▶ [What is expected]
Go through the entries below and write each one out exactly.

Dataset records
Start

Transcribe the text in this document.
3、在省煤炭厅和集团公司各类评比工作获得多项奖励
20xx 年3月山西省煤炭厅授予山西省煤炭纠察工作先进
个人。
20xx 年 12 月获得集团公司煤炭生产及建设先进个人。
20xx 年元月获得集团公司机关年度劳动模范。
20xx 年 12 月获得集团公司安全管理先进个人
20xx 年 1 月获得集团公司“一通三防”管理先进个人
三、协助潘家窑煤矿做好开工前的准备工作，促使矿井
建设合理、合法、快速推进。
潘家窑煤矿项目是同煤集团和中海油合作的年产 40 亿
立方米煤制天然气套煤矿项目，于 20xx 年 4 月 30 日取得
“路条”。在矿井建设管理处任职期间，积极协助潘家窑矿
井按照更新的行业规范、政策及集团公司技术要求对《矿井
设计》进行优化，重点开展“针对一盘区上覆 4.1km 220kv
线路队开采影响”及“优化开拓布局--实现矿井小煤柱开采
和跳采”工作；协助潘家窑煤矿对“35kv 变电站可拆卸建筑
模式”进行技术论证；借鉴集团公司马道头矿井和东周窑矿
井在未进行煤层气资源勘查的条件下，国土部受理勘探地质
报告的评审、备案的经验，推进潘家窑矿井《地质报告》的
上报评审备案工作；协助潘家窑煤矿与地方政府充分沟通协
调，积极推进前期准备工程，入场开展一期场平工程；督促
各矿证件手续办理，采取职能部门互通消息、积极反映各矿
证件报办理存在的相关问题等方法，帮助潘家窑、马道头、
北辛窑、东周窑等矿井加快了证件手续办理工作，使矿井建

End

▶ [Completed task]
Transcribe the text in this document.
3、在省煤炭厅和集团公司各类评比工作获得多项奖励
20xx 年3月山西省煤炭厅授予山西省煤炭纠察工作先进
个人。
20xx 年 12 月获得集团公司煤炭生产及建设先进个人。
20xx 年元月获得集团公司机关年度劳动模范。
20xx 年 12 月获得集团公司安全管理先进个人
20xx 年 1 月获得集团公司“一通三防”管理先进个人
三、协助潘家窑煤矿做好开工前的准备工作，促使矿井
建设合理、合法、快速推进。
潘家窑煤矿项目是同煤集团和中海油合作的年产 40 亿
立方米煤制天然气套煤矿项目，于 20xx 年 4 月 30 日取得
“路条”。在矿井建设管理处任职期间，积极协助潘家窑矿
井按照更新的行业规范、政策及集团公司技术要求对《矿井
设计》进行优化，重点开展“针对一盘区上覆 4.1km 220kv
线路队开采影响”及“优化开拓布局--实现矿井小煤柱开采
和跳采”工作；协助潘家窑煤矿对“35kv 变电站可拆卸建筑
模式”进行技术论证；借鉴集团公司马道头矿井和东周窑矿
井在未进行煤层气资源勘查的条件下，国土部受理勘探地质
报告的评审、备案的经验，推进潘家窑矿井《地质报告》的
上报评审备案工作；协助潘家窑煤矿与地方政府充分沟通协
调，积极推进前期准备工程，入场开展一期场平工程；督促
各矿证件手续办理，采取职能部门互通消息、积极反映各矿
证件报办理存在的相关问题等方法，帮助潘家窑、马道头、
北辛窑、东周窑等矿井加快了证件手续办理工作，使矿井建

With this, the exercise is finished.